● REQUIRED TASK
Reproduce the data exactly and drop any pictures it holds.

● DATASET RECORDS
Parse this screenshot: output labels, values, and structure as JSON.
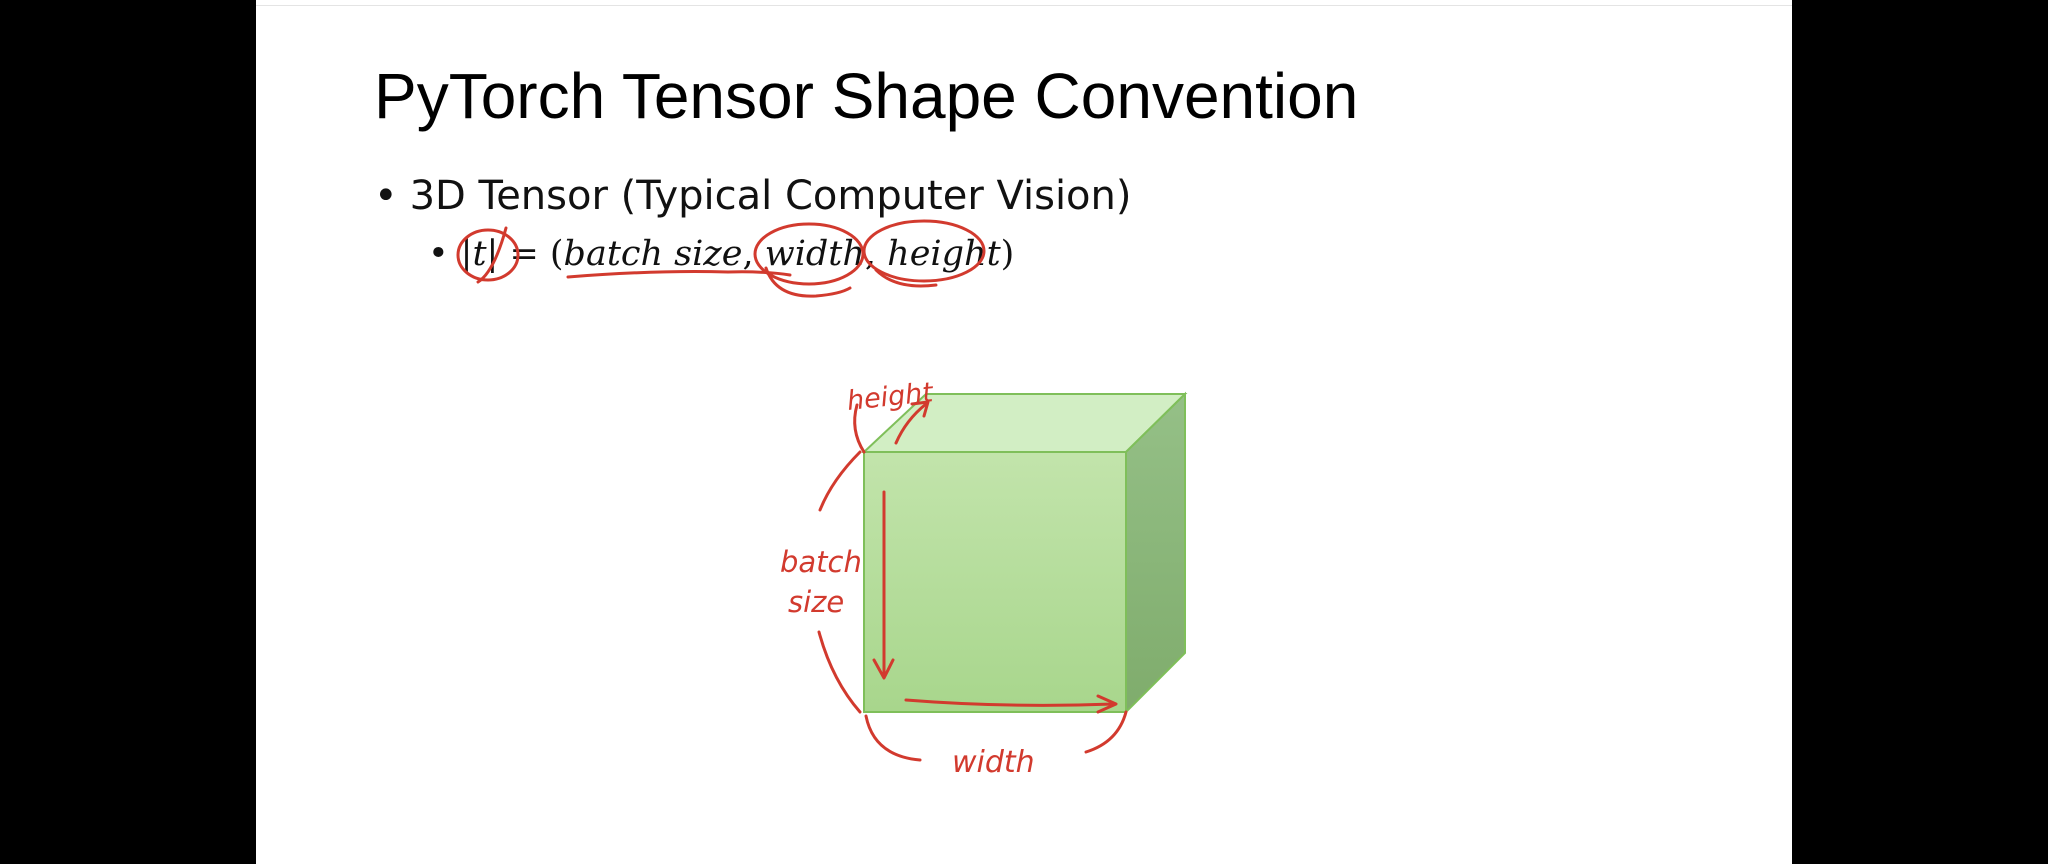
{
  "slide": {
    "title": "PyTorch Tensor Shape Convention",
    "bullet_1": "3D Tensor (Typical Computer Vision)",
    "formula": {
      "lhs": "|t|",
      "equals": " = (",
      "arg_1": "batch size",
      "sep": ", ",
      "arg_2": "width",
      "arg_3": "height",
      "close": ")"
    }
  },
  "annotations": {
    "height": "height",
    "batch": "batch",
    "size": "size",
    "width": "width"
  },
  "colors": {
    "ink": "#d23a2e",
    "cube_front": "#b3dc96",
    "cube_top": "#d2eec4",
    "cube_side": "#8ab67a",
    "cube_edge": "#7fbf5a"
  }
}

● OUTPUT OF THE TASK
Parse this screenshot: output labels, values, and structure as JSON.
{
  "slide": {
    "title": "PyTorch Tensor Shape Convention",
    "bullet_1": "3D Tensor (Typical Computer Vision)",
    "formula": {
      "lhs": "|t|",
      "equals": " = (",
      "arg_1": "batch size",
      "sep": ", ",
      "arg_2": "width",
      "arg_3": "height",
      "close": ")"
    }
  },
  "annotations": {
    "height": "height",
    "batch": "batch",
    "size": "size",
    "width": "width"
  },
  "colors": {
    "ink": "#d23a2e",
    "cube_front": "#b3dc96",
    "cube_top": "#d2eec4",
    "cube_side": "#8ab67a",
    "cube_edge": "#7fbf5a"
  }
}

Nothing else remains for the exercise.